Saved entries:
--- START ---

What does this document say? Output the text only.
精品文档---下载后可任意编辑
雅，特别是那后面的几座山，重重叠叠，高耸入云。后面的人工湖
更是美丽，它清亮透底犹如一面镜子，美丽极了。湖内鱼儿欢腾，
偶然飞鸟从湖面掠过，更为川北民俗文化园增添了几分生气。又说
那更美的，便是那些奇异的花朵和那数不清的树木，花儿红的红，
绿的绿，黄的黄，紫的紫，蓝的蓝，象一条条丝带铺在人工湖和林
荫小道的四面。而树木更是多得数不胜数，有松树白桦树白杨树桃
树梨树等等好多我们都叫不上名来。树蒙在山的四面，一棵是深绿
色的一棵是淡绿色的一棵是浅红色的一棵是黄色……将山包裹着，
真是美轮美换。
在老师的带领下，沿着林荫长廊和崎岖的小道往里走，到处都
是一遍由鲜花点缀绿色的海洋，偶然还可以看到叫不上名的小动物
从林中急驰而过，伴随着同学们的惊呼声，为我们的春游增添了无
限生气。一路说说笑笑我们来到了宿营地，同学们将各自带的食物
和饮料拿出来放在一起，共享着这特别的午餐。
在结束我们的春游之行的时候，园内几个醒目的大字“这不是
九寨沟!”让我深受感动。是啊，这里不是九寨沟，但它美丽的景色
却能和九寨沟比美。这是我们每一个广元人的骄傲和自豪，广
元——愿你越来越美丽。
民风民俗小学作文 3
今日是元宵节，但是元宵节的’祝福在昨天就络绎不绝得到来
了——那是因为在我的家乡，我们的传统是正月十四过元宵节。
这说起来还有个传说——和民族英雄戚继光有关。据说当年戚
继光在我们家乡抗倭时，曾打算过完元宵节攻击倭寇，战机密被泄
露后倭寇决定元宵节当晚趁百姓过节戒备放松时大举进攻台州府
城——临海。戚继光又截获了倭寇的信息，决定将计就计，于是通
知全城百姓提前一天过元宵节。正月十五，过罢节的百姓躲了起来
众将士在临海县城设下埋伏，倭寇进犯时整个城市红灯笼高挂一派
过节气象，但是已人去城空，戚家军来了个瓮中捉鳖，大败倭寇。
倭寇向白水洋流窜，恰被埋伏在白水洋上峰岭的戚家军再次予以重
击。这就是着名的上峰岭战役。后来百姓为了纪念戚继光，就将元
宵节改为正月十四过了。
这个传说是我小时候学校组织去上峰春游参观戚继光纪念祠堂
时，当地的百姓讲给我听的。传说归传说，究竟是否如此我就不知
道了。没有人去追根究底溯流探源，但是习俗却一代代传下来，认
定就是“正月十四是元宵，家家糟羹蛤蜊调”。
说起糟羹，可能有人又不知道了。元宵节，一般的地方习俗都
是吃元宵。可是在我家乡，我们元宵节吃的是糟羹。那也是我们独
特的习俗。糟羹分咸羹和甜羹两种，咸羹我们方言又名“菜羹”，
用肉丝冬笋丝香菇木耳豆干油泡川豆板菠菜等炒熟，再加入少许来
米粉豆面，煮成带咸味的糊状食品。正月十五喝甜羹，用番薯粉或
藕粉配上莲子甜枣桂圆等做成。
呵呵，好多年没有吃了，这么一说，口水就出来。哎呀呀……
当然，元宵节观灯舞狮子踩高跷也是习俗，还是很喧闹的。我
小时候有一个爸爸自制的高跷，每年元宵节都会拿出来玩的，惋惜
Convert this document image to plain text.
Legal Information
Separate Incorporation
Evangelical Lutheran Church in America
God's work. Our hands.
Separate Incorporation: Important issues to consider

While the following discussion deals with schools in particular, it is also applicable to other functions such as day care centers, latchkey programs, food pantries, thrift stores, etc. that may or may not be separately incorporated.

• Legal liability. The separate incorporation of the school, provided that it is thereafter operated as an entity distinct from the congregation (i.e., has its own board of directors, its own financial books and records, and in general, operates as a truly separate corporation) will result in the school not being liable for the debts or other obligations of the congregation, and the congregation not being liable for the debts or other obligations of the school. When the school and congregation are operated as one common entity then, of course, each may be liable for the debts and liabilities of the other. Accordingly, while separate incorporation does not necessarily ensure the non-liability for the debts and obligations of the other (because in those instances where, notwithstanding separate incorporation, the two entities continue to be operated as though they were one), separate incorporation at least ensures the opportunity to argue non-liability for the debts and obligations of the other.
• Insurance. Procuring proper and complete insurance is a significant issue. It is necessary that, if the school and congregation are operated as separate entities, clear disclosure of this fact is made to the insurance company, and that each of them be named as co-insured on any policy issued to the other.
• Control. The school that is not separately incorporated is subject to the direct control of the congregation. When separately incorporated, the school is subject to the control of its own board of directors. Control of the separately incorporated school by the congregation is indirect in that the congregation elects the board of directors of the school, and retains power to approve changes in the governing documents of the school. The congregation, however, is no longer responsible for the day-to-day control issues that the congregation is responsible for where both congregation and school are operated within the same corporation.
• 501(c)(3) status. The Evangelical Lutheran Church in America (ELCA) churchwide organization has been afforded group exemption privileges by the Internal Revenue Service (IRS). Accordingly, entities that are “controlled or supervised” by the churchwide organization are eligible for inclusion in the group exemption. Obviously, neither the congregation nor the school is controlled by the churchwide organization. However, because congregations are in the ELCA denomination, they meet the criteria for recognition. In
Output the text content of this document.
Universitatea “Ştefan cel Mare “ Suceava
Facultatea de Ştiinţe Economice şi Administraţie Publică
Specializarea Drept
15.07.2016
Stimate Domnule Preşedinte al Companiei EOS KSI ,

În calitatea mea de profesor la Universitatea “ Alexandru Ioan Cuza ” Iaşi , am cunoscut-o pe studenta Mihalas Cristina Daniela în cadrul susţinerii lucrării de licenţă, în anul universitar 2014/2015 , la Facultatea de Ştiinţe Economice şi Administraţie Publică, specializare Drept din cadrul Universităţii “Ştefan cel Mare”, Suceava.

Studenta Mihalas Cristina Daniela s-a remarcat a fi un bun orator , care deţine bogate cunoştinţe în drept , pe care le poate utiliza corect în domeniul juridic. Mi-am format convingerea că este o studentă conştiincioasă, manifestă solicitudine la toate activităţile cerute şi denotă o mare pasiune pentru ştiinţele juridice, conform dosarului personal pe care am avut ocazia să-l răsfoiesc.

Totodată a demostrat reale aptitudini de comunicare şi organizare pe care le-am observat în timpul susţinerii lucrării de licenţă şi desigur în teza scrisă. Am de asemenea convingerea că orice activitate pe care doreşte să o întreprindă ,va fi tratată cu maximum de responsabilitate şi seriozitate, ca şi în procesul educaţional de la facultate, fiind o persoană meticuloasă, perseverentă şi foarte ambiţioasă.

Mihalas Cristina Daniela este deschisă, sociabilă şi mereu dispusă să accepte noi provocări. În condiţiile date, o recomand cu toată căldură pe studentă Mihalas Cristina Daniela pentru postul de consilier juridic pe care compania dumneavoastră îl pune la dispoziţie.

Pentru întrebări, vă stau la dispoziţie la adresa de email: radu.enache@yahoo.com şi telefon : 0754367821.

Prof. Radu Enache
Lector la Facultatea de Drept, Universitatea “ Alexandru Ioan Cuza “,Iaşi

--- END ---

# [Exercise description]
Take the listing above and set it down exactly.

# [Answer]
What does this document say? Output the text only.
精品文档---下载后可任意编辑
雅，特别是那后面的几座山，重重叠叠，高耸入云。后面的人工湖
更是美丽，它清亮透底犹如一面镜子，美丽极了。湖内鱼儿欢腾，
偶然飞鸟从湖面掠过，更为川北民俗文化园增添了几分生气。又说
那更美的，便是那些奇异的花朵和那数不清的树木，花儿红的红，
绿的绿，黄的黄，紫的紫，蓝的蓝，象一条条丝带铺在人工湖和林
荫小道的四面。而树木更是多得数不胜数，有松树白桦树白杨树桃
树梨树等等好多我们都叫不上名来。树蒙在山的四面，一棵是深绿
色的一棵是淡绿色的一棵是浅红色的一棵是黄色……将山包裹着，
真是美轮美换。
在老师的带领下，沿着林荫长廊和崎岖的小道往里走，到处都
是一遍由鲜花点缀绿色的海洋，偶然还可以看到叫不上名的小动物
从林中急驰而过，伴随着同学们的惊呼声，为我们的春游增添了无
限生气。一路说说笑笑我们来到了宿营地，同学们将各自带的食物
和饮料拿出来放在一起，共享着这特别的午餐。
在结束我们的春游之行的时候，园内几个醒目的大字“这不是
九寨沟!”让我深受感动。是啊，这里不是九寨沟，但它美丽的景色
却能和九寨沟比美。这是我们每一个广元人的骄傲和自豪，广
元——愿你越来越美丽。
民风民俗小学作文 3
今日是元宵节，但是元宵节的’祝福在昨天就络绎不绝得到来
了——那是因为在我的家乡，我们的传统是正月十四过元宵节。
这说起来还有个传说——和民族英雄戚继光有关。据说当年戚
继光在我们家乡抗倭时，曾打算过完元宵节攻击倭寇，战机密被泄
露后倭寇决定元宵节当晚趁百姓过节戒备放松时大举进攻台州府
城——临海。戚继光又截获了倭寇的信息，决定将计就计，于是通
知全城百姓提前一天过元宵节。正月十五，过罢节的百姓躲了起来
众将士在临海县城设下埋伏，倭寇进犯时整个城市红灯笼高挂一派
过节气象，但是已人去城空，戚家军来了个瓮中捉鳖，大败倭寇。
倭寇向白水洋流窜，恰被埋伏在白水洋上峰岭的戚家军再次予以重
击。这就是着名的上峰岭战役。后来百姓为了纪念戚继光，就将元
宵节改为正月十四过了。
这个传说是我小时候学校组织去上峰春游参观戚继光纪念祠堂
时，当地的百姓讲给我听的。传说归传说，究竟是否如此我就不知
道了。没有人去追根究底溯流探源，但是习俗却一代代传下来，认
定就是“正月十四是元宵，家家糟羹蛤蜊调”。
说起糟羹，可能有人又不知道了。元宵节，一般的地方习俗都
是吃元宵。可是在我家乡，我们元宵节吃的是糟羹。那也是我们独
特的习俗。糟羹分咸羹和甜羹两种，咸羹我们方言又名“菜羹”，
用肉丝冬笋丝香菇木耳豆干油泡川豆板菠菜等炒熟，再加入少许来
米粉豆面，煮成带咸味的糊状食品。正月十五喝甜羹，用番薯粉或
藕粉配上莲子甜枣桂圆等做成。
呵呵，好多年没有吃了，这么一说，口水就出来。哎呀呀……
当然，元宵节观灯舞狮子踩高跷也是习俗，还是很喧闹的。我
小时候有一个爸爸自制的高跷，每年元宵节都会拿出来玩的，惋惜
Convert this document image to plain text.
Legal Information
Separate Incorporation
Evangelical Lutheran Church in America
God's work. Our hands.
Separate Incorporation: Important issues to consider

While the following discussion deals with schools in particular, it is also applicable to other functions such as day care centers, latchkey programs, food pantries, thrift stores, etc. that may or may not be separately incorporated.

• Legal liability. The separate incorporation of the school, provided that it is thereafter operated as an entity distinct from the congregation (i.e., has its own board of directors, its own financial books and records, and in general, operates as a truly separate corporation) will result in the school not being liable for the debts or other obligations of the congregation, and the congregation not being liable for the debts or other obligations of the school. When the school and congregation are operated as one common entity then, of course, each may be liable for the debts and liabilities of the other. Accordingly, while separate incorporation does not necessarily ensure the non-liability for the debts and obligations of the other (because in those instances where, notwithstanding separate incorporation, the two entities continue to be operated as though they were one), separate incorporation at least ensures the opportunity to argue non-liability for the debts and obligations of the other.
• Insurance. Procuring proper and complete insurance is a significant issue. It is necessary that, if the school and congregation are operated as separate entities, clear disclosure of this fact is made to the insurance company, and that each of them be named as co-insured on any policy issued to the other.
• Control. The school that is not separately incorporated is subject to the direct control of the congregation. When separately incorporated, the school is subject to the control of its own board of directors. Control of the separately incorporated school by the congregation is indirect in that the congregation elects the board of directors of the school, and retains power to approve changes in the governing documents of the school. The congregation, however, is no longer responsible for the day-to-day control issues that the congregation is responsible for where both congregation and school are operated within the same corporation.
• 501(c)(3) status. The Evangelical Lutheran Church in America (ELCA) churchwide organization has been afforded group exemption privileges by the Internal Revenue Service (IRS). Accordingly, entities that are “controlled or supervised” by the churchwide organization are eligible for inclusion in the group exemption. Obviously, neither the congregation nor the school is controlled by the churchwide organization. However, because congregations are in the ELCA denomination, they meet the criteria for recognition. In
Output the text content of this document.
Universitatea “Ştefan cel Mare “ Suceava
Facultatea de Ştiinţe Economice şi Administraţie Publică
Specializarea Drept
15.07.2016
Stimate Domnule Preşedinte al Companiei EOS KSI ,

În calitatea mea de profesor la Universitatea “ Alexandru Ioan Cuza ” Iaşi , am cunoscut-o pe studenta Mihalas Cristina Daniela în cadrul susţinerii lucrării de licenţă, în anul universitar 2014/2015 , la Facultatea de Ştiinţe Economice şi Administraţie Publică, specializare Drept din cadrul Universităţii “Ştefan cel Mare”, Suceava.

Studenta Mihalas Cristina Daniela s-a remarcat a fi un bun orator , care deţine bogate cunoştinţe în drept , pe care le poate utiliza corect în domeniul juridic. Mi-am format convingerea că este o studentă conştiincioasă, manifestă solicitudine la toate activităţile cerute şi denotă o mare pasiune pentru ştiinţele juridice, conform dosarului personal pe care am avut ocazia să-l răsfoiesc.

Totodată a demostrat reale aptitudini de comunicare şi organizare pe care le-am observat în timpul susţinerii lucrării de licenţă şi desigur în teza scrisă. Am de asemenea convingerea că orice activitate pe care doreşte să o întreprindă ,va fi tratată cu maximum de responsabilitate şi seriozitate, ca şi în procesul educaţional de la facultate, fiind o persoană meticuloasă, perseverentă şi foarte ambiţioasă.

Mihalas Cristina Daniela este deschisă, sociabilă şi mereu dispusă să accepte noi provocări. În condiţiile date, o recomand cu toată căldură pe studentă Mihalas Cristina Daniela pentru postul de consilier juridic pe care compania dumneavoastră îl pune la dispoziţie.

Pentru întrebări, vă stau la dispoziţie la adresa de email: radu.enache@yahoo.com şi telefon : 0754367821.

Prof. Radu Enache
Lector la Facultatea de Drept, Universitatea “ Alexandru Ioan Cuza “,Iaşi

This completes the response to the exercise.